_Problem requirements_: Go through the listing below and list every line with "судебном".

_Records for the task_:

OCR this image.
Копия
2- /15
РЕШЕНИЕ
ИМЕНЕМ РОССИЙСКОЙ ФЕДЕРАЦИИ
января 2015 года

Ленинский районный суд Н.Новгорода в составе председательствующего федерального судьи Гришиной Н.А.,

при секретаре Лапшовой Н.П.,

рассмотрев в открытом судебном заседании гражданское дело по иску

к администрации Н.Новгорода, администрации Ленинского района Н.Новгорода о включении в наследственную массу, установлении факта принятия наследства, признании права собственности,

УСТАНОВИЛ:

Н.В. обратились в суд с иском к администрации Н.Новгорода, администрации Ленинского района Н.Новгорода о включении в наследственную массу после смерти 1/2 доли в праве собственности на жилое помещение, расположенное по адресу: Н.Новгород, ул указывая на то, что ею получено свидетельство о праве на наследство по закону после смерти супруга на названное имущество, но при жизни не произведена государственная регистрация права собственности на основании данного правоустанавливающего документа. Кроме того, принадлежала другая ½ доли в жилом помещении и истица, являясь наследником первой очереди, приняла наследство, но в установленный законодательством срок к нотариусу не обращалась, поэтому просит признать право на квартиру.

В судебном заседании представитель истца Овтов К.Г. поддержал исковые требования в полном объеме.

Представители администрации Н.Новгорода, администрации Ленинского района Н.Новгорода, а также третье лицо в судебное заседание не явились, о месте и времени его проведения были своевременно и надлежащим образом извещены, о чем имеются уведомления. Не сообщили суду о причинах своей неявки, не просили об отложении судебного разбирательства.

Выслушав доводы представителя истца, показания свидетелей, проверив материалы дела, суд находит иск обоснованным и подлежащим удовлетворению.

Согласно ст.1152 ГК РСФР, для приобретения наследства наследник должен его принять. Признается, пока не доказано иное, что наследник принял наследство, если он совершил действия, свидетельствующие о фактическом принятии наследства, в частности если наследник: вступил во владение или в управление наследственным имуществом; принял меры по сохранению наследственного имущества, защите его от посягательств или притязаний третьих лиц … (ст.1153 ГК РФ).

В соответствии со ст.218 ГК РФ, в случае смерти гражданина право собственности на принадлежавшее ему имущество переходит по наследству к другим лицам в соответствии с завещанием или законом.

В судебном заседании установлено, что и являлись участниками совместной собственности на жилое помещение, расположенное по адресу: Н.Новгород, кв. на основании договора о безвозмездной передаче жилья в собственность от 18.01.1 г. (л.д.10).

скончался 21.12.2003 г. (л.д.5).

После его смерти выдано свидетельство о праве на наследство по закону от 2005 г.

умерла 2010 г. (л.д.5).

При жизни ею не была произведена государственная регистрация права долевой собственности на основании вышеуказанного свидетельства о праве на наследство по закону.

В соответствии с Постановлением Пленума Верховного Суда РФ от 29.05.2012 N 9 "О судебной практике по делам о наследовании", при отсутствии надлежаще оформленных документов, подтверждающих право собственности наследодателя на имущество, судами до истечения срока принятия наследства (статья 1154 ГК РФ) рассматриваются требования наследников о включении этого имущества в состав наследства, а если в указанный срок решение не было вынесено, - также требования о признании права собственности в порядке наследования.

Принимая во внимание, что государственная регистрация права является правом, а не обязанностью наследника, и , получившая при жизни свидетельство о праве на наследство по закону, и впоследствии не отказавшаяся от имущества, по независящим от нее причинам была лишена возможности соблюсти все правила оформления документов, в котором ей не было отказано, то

* * *

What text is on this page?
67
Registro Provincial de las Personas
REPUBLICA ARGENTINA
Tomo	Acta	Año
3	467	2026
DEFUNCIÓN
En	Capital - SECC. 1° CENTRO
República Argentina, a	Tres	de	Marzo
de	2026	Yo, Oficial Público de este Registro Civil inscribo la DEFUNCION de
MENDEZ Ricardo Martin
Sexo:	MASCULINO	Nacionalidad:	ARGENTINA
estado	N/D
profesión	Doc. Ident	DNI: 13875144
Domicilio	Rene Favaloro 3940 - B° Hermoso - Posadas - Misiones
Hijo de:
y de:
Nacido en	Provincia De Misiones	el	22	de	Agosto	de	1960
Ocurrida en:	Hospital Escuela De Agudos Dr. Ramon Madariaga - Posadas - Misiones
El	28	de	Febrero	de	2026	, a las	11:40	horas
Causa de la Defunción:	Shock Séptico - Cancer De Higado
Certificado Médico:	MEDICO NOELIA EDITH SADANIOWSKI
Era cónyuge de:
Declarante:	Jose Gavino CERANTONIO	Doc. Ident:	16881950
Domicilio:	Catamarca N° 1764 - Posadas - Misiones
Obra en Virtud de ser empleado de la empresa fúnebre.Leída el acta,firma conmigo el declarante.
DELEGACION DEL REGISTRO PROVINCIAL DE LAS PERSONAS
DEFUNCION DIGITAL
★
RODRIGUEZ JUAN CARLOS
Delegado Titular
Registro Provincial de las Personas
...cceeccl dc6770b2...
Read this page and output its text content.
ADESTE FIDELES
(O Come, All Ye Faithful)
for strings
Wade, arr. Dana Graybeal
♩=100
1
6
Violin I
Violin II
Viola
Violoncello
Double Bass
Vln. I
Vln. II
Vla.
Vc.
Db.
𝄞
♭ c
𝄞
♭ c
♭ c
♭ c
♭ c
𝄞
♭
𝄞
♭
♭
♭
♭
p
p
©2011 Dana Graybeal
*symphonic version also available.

_Written solution_:
рассмотрев в открытом судебном заседании гражданское дело по иску
В судебном заседании представитель истца Овтов К.Г. поддержал исковые требования в полном объеме.
В судебном заседании установлено, что и являлись участниками совместной собственности на жилое помещение, расположенное по адресу: Н.Новгород, кв. на основании договора о безвозмездной передаче жилья в собственность от 18.01.1 г. (л.д.10).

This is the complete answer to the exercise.